**SUPPLIED MATERIAL:**
[BEGIN]
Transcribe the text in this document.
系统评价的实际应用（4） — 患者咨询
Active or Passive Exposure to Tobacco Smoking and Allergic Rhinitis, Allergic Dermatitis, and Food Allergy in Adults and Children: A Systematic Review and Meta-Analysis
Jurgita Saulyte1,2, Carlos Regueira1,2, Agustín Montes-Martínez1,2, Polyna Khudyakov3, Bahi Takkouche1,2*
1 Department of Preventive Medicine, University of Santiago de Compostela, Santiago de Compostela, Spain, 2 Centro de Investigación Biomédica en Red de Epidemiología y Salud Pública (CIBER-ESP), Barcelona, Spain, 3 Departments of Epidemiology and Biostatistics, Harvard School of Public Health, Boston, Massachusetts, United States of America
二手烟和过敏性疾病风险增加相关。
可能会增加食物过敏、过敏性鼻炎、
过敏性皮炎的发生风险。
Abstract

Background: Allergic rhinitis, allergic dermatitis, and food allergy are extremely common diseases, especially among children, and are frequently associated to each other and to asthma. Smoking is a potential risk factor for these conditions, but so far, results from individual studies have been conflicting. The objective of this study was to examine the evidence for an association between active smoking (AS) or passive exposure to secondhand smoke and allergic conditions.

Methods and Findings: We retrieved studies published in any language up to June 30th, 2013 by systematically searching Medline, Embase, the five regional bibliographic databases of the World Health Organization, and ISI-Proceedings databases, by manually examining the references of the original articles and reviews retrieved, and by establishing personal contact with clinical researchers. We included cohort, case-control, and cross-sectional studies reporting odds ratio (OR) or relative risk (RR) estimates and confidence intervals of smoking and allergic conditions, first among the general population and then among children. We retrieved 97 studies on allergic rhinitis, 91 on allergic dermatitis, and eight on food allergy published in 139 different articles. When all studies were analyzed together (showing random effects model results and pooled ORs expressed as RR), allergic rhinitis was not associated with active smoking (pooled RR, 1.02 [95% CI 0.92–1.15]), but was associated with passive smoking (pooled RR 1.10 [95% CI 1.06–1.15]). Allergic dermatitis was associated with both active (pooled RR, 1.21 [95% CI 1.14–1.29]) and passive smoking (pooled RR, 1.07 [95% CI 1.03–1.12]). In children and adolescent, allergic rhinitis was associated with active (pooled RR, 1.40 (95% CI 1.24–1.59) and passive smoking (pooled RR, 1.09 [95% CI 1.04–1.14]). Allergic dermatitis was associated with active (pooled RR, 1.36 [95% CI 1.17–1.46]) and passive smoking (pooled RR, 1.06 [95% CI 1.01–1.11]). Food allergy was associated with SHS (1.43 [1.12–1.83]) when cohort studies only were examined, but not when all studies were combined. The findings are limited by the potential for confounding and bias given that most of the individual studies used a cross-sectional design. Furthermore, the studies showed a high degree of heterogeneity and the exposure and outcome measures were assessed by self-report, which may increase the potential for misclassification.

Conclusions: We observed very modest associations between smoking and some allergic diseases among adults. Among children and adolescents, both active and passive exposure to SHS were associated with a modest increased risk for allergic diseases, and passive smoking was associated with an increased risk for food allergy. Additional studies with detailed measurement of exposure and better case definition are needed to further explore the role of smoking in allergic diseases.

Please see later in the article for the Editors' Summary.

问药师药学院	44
[END]
Return every line containing "this".

Transcribe the text in this document.
Background: Allergic rhinitis, allergic dermatitis, and food allergy are extremely common diseases, especially among children, and are frequently associated to each other and to asthma. Smoking is a potential risk factor for these conditions, but so far, results from individual studies have been conflicting. The objective of this study was to examine the evidence for an association between active smoking (AS) or passive exposure to secondhand smoke and allergic conditions.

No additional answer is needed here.